RECORDS
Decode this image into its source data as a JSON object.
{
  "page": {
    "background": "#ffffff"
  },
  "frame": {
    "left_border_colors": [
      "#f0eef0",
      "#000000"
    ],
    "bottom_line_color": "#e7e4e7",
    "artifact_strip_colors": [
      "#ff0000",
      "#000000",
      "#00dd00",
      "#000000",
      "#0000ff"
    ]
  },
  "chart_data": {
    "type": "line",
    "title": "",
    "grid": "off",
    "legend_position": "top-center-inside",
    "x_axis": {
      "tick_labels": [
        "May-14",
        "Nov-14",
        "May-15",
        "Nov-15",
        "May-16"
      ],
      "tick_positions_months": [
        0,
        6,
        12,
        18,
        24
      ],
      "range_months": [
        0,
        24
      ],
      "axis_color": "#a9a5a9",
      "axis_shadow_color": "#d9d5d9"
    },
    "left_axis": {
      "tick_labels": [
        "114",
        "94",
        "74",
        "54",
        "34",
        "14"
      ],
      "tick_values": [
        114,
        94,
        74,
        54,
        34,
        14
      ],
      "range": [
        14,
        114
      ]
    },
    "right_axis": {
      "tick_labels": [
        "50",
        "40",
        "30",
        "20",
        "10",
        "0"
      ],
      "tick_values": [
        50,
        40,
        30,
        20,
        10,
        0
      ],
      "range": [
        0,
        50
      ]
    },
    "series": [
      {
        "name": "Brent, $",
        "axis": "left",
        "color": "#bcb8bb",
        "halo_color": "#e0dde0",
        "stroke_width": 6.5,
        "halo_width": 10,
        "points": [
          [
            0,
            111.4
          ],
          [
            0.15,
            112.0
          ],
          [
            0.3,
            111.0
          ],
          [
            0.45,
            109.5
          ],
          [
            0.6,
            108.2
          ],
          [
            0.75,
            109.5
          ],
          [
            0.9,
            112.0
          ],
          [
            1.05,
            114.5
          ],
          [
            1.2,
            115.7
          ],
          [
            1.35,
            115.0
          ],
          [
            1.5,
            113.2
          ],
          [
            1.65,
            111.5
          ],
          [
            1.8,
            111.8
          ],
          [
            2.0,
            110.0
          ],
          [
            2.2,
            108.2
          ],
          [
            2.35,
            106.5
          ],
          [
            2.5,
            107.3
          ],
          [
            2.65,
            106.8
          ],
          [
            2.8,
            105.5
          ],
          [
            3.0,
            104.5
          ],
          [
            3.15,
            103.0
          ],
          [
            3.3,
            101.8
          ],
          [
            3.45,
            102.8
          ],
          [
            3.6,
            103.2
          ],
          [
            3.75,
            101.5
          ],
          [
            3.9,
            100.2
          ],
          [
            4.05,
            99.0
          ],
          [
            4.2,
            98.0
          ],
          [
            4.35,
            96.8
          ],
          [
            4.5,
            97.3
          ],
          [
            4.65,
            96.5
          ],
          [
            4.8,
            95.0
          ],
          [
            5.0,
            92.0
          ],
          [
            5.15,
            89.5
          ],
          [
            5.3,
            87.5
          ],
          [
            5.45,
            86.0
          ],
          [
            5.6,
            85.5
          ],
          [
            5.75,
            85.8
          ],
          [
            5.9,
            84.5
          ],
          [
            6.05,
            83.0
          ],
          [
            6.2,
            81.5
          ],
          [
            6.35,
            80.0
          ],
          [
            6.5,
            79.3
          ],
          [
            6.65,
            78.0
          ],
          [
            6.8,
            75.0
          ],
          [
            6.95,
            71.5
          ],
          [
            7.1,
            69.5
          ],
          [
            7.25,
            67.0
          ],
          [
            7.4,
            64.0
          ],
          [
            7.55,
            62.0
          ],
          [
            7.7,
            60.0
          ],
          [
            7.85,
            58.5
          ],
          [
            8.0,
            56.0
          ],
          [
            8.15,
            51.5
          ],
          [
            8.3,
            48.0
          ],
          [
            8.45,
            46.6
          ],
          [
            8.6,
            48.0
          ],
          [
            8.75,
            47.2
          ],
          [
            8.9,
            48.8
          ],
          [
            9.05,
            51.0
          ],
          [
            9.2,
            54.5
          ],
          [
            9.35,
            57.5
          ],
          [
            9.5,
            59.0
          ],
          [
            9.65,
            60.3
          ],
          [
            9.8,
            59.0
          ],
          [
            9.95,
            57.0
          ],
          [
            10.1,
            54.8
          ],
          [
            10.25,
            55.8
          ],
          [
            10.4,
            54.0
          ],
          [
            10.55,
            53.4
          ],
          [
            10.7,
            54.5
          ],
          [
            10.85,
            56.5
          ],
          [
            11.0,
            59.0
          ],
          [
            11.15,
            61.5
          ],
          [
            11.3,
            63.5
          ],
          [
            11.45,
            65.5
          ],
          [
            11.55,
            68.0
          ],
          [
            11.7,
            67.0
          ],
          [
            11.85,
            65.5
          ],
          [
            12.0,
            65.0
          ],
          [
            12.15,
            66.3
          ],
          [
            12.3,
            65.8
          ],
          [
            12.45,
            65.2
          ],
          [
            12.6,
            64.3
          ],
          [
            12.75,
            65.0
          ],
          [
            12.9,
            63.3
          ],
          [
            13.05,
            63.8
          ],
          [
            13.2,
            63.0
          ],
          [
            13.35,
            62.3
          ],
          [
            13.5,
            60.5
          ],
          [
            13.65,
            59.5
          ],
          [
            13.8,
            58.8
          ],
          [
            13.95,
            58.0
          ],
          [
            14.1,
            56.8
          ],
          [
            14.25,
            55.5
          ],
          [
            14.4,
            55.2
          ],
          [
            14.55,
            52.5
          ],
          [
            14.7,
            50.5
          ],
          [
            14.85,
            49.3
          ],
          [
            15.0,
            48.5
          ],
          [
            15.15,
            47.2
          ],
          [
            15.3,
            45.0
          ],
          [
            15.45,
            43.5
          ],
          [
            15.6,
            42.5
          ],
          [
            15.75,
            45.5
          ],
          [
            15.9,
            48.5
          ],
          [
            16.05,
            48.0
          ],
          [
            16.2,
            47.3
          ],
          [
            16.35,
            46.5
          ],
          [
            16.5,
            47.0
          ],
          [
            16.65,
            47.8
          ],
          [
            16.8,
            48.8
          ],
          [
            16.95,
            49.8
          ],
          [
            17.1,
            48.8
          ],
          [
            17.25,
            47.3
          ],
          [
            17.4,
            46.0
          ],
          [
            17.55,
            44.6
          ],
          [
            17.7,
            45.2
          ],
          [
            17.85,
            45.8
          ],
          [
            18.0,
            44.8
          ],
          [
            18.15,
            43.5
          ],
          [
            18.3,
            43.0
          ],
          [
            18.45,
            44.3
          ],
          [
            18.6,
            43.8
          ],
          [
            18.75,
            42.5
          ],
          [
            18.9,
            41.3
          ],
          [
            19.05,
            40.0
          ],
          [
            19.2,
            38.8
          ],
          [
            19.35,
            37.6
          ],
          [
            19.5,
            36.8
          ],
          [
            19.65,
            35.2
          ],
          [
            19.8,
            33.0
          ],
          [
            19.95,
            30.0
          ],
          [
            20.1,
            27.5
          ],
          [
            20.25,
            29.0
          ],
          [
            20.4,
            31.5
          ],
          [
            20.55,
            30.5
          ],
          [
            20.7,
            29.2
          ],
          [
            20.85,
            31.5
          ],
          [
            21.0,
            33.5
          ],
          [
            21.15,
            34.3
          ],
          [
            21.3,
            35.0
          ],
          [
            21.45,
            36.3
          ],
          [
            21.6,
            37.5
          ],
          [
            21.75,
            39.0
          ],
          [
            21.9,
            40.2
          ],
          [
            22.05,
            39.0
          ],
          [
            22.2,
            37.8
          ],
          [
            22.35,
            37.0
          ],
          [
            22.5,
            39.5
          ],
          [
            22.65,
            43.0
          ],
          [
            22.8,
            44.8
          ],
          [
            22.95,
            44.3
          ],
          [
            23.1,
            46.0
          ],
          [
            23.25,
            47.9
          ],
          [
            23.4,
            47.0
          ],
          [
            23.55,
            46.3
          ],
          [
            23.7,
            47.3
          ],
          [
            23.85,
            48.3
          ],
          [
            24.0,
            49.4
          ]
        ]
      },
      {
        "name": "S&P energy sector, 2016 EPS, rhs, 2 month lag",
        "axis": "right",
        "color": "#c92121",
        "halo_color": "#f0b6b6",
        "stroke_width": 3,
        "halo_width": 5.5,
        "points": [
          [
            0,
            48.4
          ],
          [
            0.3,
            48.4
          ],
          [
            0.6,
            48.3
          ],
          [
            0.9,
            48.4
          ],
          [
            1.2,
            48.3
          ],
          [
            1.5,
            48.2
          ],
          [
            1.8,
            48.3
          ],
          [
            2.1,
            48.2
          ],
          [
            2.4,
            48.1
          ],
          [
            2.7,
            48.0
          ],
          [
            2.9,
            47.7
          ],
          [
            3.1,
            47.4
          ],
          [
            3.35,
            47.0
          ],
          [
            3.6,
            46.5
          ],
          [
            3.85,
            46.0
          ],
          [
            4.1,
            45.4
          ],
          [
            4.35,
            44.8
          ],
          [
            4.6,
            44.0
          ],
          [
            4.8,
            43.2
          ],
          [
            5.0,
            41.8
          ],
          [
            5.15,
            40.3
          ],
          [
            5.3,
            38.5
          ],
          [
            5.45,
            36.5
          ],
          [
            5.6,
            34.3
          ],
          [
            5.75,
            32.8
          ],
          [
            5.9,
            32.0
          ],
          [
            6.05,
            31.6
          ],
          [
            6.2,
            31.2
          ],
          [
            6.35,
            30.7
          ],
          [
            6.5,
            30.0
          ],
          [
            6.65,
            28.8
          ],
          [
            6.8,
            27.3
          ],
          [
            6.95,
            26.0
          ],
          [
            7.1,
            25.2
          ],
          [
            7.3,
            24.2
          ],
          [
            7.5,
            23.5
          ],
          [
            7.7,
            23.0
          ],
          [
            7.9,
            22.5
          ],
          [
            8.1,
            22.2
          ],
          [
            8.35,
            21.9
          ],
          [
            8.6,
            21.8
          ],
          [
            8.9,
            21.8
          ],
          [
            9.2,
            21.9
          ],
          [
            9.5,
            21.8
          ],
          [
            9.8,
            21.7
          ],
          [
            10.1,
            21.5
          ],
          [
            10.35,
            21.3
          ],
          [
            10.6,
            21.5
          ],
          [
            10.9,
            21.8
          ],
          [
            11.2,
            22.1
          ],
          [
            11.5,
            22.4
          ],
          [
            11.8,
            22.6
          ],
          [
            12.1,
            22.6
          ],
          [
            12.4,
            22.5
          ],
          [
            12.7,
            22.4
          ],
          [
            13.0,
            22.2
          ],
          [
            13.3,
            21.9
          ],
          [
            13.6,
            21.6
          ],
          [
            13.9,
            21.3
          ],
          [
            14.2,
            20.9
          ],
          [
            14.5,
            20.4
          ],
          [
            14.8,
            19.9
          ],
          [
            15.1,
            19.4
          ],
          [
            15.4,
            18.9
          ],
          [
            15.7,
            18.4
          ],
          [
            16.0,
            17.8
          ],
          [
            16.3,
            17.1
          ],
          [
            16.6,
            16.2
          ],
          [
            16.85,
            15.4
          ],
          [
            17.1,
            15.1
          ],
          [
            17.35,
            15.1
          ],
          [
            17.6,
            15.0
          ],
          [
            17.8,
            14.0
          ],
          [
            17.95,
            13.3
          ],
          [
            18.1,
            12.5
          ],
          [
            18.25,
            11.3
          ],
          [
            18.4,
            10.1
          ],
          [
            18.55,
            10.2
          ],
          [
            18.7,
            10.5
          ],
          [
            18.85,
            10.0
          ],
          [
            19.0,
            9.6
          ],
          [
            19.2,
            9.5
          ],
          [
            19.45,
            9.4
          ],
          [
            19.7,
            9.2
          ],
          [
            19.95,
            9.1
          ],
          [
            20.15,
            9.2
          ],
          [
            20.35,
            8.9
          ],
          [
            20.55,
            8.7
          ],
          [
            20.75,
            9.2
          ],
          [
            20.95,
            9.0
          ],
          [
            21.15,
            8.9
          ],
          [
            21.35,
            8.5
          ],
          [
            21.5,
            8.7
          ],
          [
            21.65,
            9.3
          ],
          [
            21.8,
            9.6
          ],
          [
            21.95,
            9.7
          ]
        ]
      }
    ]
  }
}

WHAT IS NEEDED
Gather and copy every line of the data in which the string "name" is found.

RESPONSE BELOW
        "name": "Brent, $",
        "name": "S&P energy sector, 2016 EPS, rhs, 2 month lag",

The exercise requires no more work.